A run of records:

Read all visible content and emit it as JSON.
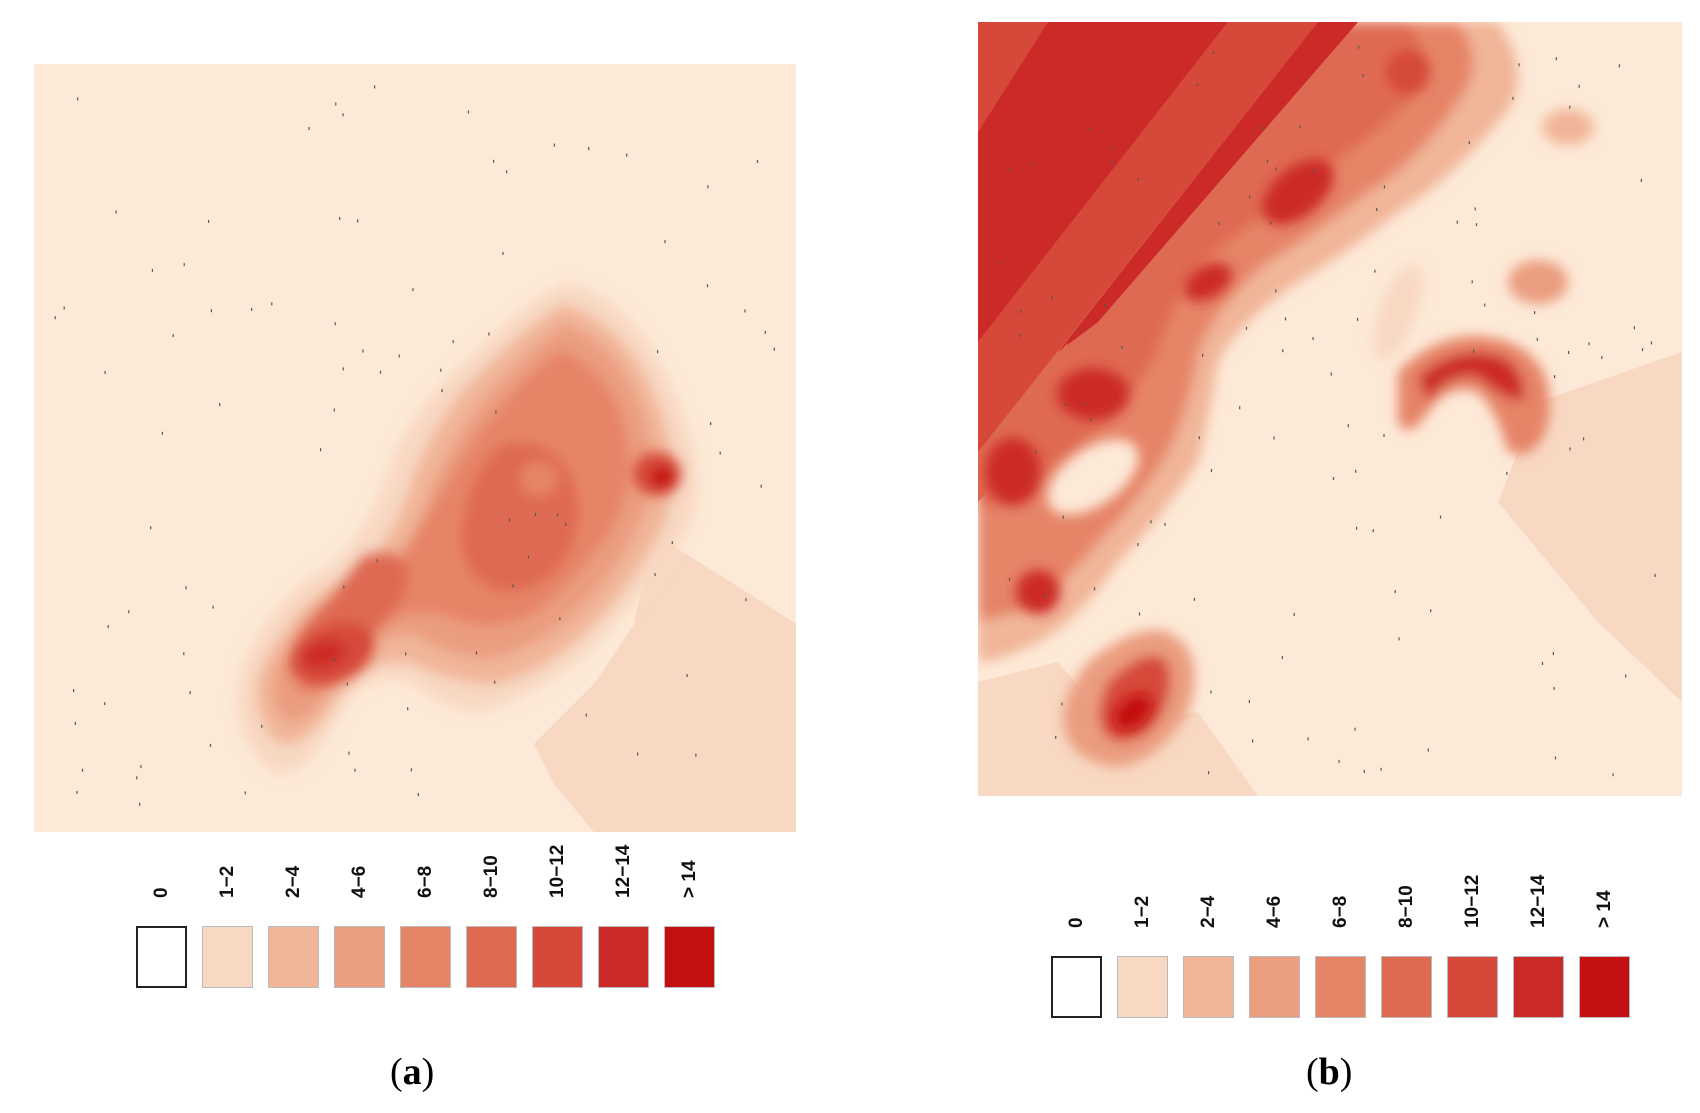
{
  "legend": {
    "classes": [
      "0",
      "1−2",
      "2−4",
      "4−6",
      "6−8",
      "8−10",
      "10−12",
      "12−14",
      "> 14"
    ],
    "colors": [
      "#ffffff",
      "#f8d8c2",
      "#f1b598",
      "#eb9d80",
      "#e68468",
      "#df6a52",
      "#d6483a",
      "#cc2a28",
      "#c41010"
    ]
  },
  "panels": [
    {
      "label_open": "(",
      "label_letter": "a",
      "label_close": ")"
    },
    {
      "label_open": "(",
      "label_letter": "b",
      "label_close": ")"
    }
  ],
  "map_colors": {
    "background": "#fde9d7"
  }
}
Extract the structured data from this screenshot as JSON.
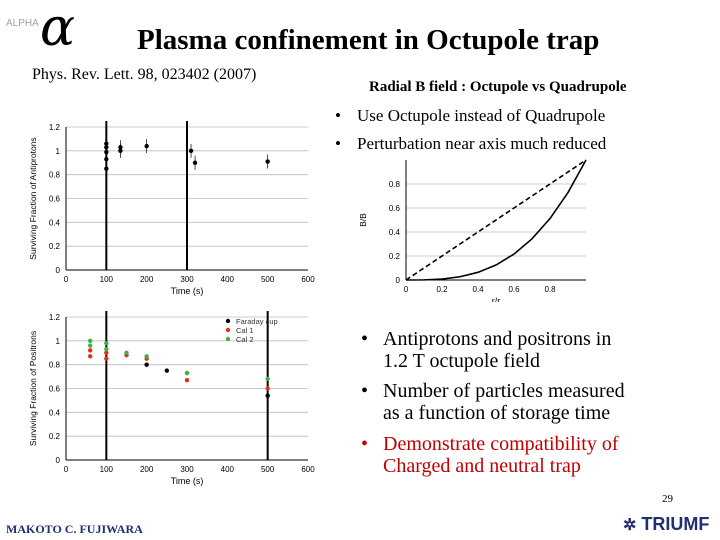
{
  "logo": {
    "text": "ALPHA",
    "symbol": "α"
  },
  "title": "Plasma confinement in Octupole trap",
  "reference": "Phys. Rev. Lett. 98, 023402 (2007)",
  "radial_title": "Radial B field : Octupole vs Quadrupole",
  "bullets_top": [
    "Use Octupole instead of Quadrupole",
    "Perturbation near axis much reduced"
  ],
  "bullets_bottom": [
    {
      "lines": [
        "Antiprotons and positrons in",
        "1.2 T octupole field"
      ],
      "color": "#000000"
    },
    {
      "lines": [
        "Number of particles measured",
        "as a function of storage time"
      ],
      "color": "#000000"
    },
    {
      "lines": [
        "Demonstrate compatibility of",
        "Charged and neutral trap"
      ],
      "color": "#c00000"
    }
  ],
  "footer": {
    "author": "MAKOTO C. FUJIWARA",
    "page": "29",
    "org": "TRIUMF"
  },
  "chart_data": [
    {
      "type": "scatter",
      "ylabel": "Surviving Fraction of Antiprotons",
      "xlabel": "Time (s)",
      "xlim": [
        0,
        600
      ],
      "ylim": [
        0,
        1.2
      ],
      "xticks": [
        0,
        100,
        200,
        300,
        400,
        500,
        600
      ],
      "yticks": [
        0,
        0.2,
        0.4,
        0.6,
        0.8,
        1,
        1.2
      ],
      "vlines": [
        100,
        300
      ],
      "series": [
        {
          "color": "#000000",
          "points": [
            {
              "x": 100,
              "y": 0.85
            },
            {
              "x": 100,
              "y": 0.93
            },
            {
              "x": 100,
              "y": 0.99
            },
            {
              "x": 100,
              "y": 1.03
            },
            {
              "x": 100,
              "y": 1.06
            },
            {
              "x": 135,
              "y": 1.03
            },
            {
              "x": 135,
              "y": 1.0
            },
            {
              "x": 200,
              "y": 1.04
            },
            {
              "x": 310,
              "y": 1.0
            },
            {
              "x": 320,
              "y": 0.9
            },
            {
              "x": 500,
              "y": 0.91
            }
          ]
        }
      ]
    },
    {
      "type": "scatter",
      "ylabel": "Surviving Fraction of Positrons",
      "xlabel": "Time (s)",
      "xlim": [
        0,
        600
      ],
      "ylim": [
        0,
        1.2
      ],
      "xticks": [
        0,
        100,
        200,
        300,
        400,
        500,
        600
      ],
      "yticks": [
        0,
        0.2,
        0.4,
        0.6,
        0.8,
        1,
        1.2
      ],
      "vlines": [
        100,
        500
      ],
      "legend_position": "top-right",
      "series": [
        {
          "name": "Faraday cup",
          "color": "#000000",
          "points": [
            {
              "x": 200,
              "y": 0.8
            },
            {
              "x": 250,
              "y": 0.75
            },
            {
              "x": 500,
              "y": 0.54
            }
          ]
        },
        {
          "name": "Cal 1",
          "color": "#e03020",
          "points": [
            {
              "x": 60,
              "y": 0.87
            },
            {
              "x": 60,
              "y": 0.92
            },
            {
              "x": 100,
              "y": 0.85
            },
            {
              "x": 100,
              "y": 0.9
            },
            {
              "x": 150,
              "y": 0.88
            },
            {
              "x": 200,
              "y": 0.85
            },
            {
              "x": 300,
              "y": 0.67
            },
            {
              "x": 500,
              "y": 0.6
            }
          ]
        },
        {
          "name": "Cal 2",
          "color": "#40b040",
          "points": [
            {
              "x": 60,
              "y": 0.96
            },
            {
              "x": 60,
              "y": 1.0
            },
            {
              "x": 100,
              "y": 0.93
            },
            {
              "x": 100,
              "y": 0.98
            },
            {
              "x": 150,
              "y": 0.9
            },
            {
              "x": 200,
              "y": 0.87
            },
            {
              "x": 300,
              "y": 0.73
            },
            {
              "x": 500,
              "y": 0.68
            }
          ]
        }
      ]
    },
    {
      "type": "line",
      "ylabel": "B/B",
      "xlabel": "r/r",
      "xlim": [
        0,
        1
      ],
      "ylim": [
        0,
        1
      ],
      "xticks": [
        0,
        0.2,
        0.4,
        0.6,
        0.8
      ],
      "yticks": [
        0,
        0.2,
        0.4,
        0.6,
        0.8
      ],
      "series": [
        {
          "style": "dashed",
          "x": [
            0,
            1
          ],
          "y": [
            0,
            1
          ]
        },
        {
          "style": "solid",
          "x": [
            0,
            0.1,
            0.2,
            0.3,
            0.4,
            0.5,
            0.6,
            0.7,
            0.8,
            0.9,
            1
          ],
          "y": [
            0,
            0.001,
            0.008,
            0.027,
            0.064,
            0.125,
            0.216,
            0.343,
            0.512,
            0.729,
            1
          ]
        }
      ]
    }
  ]
}
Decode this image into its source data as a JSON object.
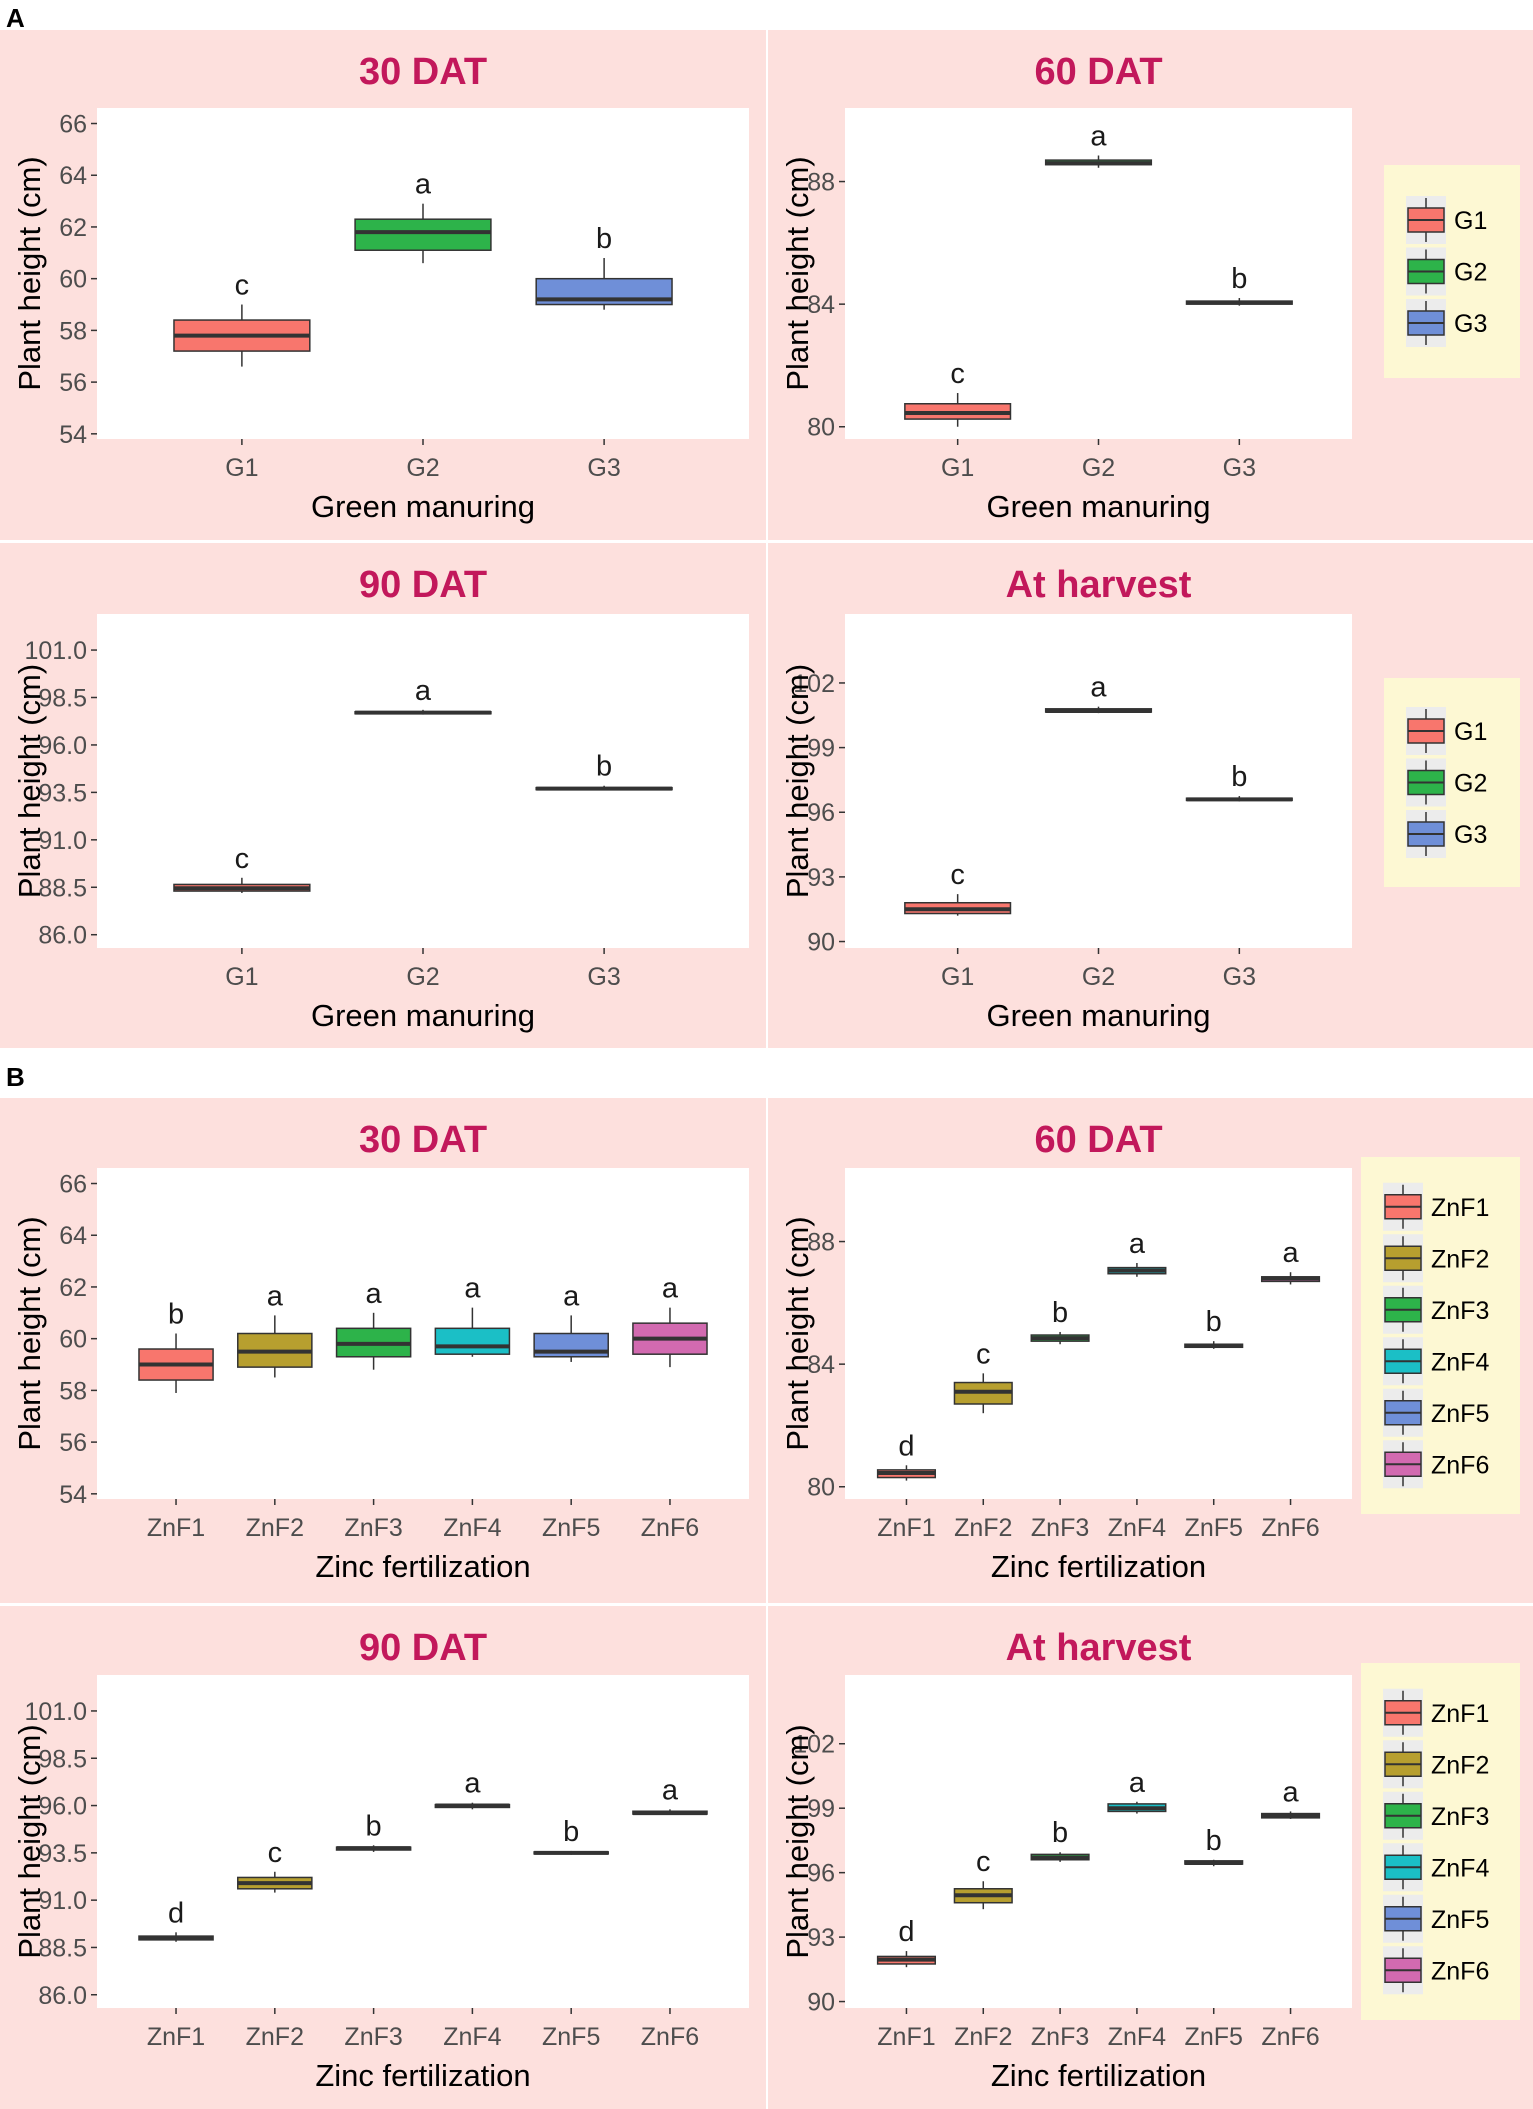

(WHAT IS NEEDED): Write out again every line above exactly as given; the pictures do not belong in the copy.

(ANSWER FOR THE TASK):
Read all visible content and emit it as JSON.
{
  "legend": {
    "classes": [
      "0",
      "1−2",
      "2−4",
      "4−6",
      "6−8",
      "8−10",
      "10−12",
      "12−14",
      "> 14"
    ],
    "colors": [
      "#ffffff",
      "#f8d8c2",
      "#f1b598",
      "#eb9d80",
      "#e68468",
      "#df6a52",
      "#d6483a",
      "#cc2a28",
      "#c41010"
    ]
  },
  "panels": [
    {
      "label_open": "(",
      "label_letter": "a",
      "label_close": ")"
    },
    {
      "label_open": "(",
      "label_letter": "b",
      "label_close": ")"
    }
  ],
  "map_colors": {
    "background": "#fde9d7"
  }
}
Extract the structured data from this screenshot as JSON.
{
  "logo": {
    "text": "ALPHA",
    "symbol": "α"
  },
  "title": "Plasma confinement in Octupole trap",
  "reference": "Phys. Rev. Lett. 98, 023402 (2007)",
  "radial_title": "Radial B field : Octupole vs Quadrupole",
  "bullets_top": [
    "Use Octupole instead of Quadrupole",
    "Perturbation near axis much reduced"
  ],
  "bullets_bottom": [
    {
      "lines": [
        "Antiprotons and positrons in",
        "1.2 T octupole field"
      ],
      "color": "#000000"
    },
    {
      "lines": [
        "Number of particles measured",
        "as a function of storage time"
      ],
      "color": "#000000"
    },
    {
      "lines": [
        "Demonstrate compatibility of",
        "Charged and neutral trap"
      ],
      "color": "#c00000"
    }
  ],
  "footer": {
    "author": "MAKOTO C. FUJIWARA",
    "page": "29",
    "org": "TRIUMF"
  },
  "chart_data": [
    {
      "type": "scatter",
      "ylabel": "Surviving Fraction of Antiprotons",
      "xlabel": "Time (s)",
      "xlim": [
        0,
        600
      ],
      "ylim": [
        0,
        1.2
      ],
      "xticks": [
        0,
        100,
        200,
        300,
        400,
        500,
        600
      ],
      "yticks": [
        0,
        0.2,
        0.4,
        0.6,
        0.8,
        1,
        1.2
      ],
      "vlines": [
        100,
        300
      ],
      "series": [
        {
          "color": "#000000",
          "points": [
            {
              "x": 100,
              "y": 0.85
            },
            {
              "x": 100,
              "y": 0.93
            },
            {
              "x": 100,
              "y": 0.99
            },
            {
              "x": 100,
              "y": 1.03
            },
            {
              "x": 100,
              "y": 1.06
            },
            {
              "x": 135,
              "y": 1.03
            },
            {
              "x": 135,
              "y": 1.0
            },
            {
              "x": 200,
              "y": 1.04
            },
            {
              "x": 310,
              "y": 1.0
            },
            {
              "x": 320,
              "y": 0.9
            },
            {
              "x": 500,
              "y": 0.91
            }
          ]
        }
      ]
    },
    {
      "type": "scatter",
      "ylabel": "Surviving Fraction of Positrons",
      "xlabel": "Time (s)",
      "xlim": [
        0,
        600
      ],
      "ylim": [
        0,
        1.2
      ],
      "xticks": [
        0,
        100,
        200,
        300,
        400,
        500,
        600
      ],
      "yticks": [
        0,
        0.2,
        0.4,
        0.6,
        0.8,
        1,
        1.2
      ],
      "vlines": [
        100,
        500
      ],
      "legend_position": "top-right",
      "series": [
        {
          "name": "Faraday cup",
          "color": "#000000",
          "points": [
            {
              "x": 200,
              "y": 0.8
            },
            {
              "x": 250,
              "y": 0.75
            },
            {
              "x": 500,
              "y": 0.54
            }
          ]
        },
        {
          "name": "Cal 1",
          "color": "#e03020",
          "points": [
            {
              "x": 60,
              "y": 0.87
            },
            {
              "x": 60,
              "y": 0.92
            },
            {
              "x": 100,
              "y": 0.85
            },
            {
              "x": 100,
              "y": 0.9
            },
            {
              "x": 150,
              "y": 0.88
            },
            {
              "x": 200,
              "y": 0.85
            },
            {
              "x": 300,
              "y": 0.67
            },
            {
              "x": 500,
              "y": 0.6
            }
          ]
        },
        {
          "name": "Cal 2",
          "color": "#40b040",
          "points": [
            {
              "x": 60,
              "y": 0.96
            },
            {
              "x": 60,
              "y": 1.0
            },
            {
              "x": 100,
              "y": 0.93
            },
            {
              "x": 100,
              "y": 0.98
            },
            {
              "x": 150,
              "y": 0.9
            },
            {
              "x": 200,
              "y": 0.87
            },
            {
              "x": 300,
              "y": 0.73
            },
            {
              "x": 500,
              "y": 0.68
            }
          ]
        }
      ]
    },
    {
      "type": "line",
      "ylabel": "B/B",
      "xlabel": "r/r",
      "xlim": [
        0,
        1
      ],
      "ylim": [
        0,
        1
      ],
      "xticks": [
        0,
        0.2,
        0.4,
        0.6,
        0.8
      ],
      "yticks": [
        0,
        0.2,
        0.4,
        0.6,
        0.8
      ],
      "series": [
        {
          "style": "dashed",
          "x": [
            0,
            1
          ],
          "y": [
            0,
            1
          ]
        },
        {
          "style": "solid",
          "x": [
            0,
            0.1,
            0.2,
            0.3,
            0.4,
            0.5,
            0.6,
            0.7,
            0.8,
            0.9,
            1
          ],
          "y": [
            0,
            0.001,
            0.008,
            0.027,
            0.064,
            0.125,
            0.216,
            0.343,
            0.512,
            0.729,
            1
          ]
        }
      ]
    }
  ]
}
Decode this image into its source data as a JSON object.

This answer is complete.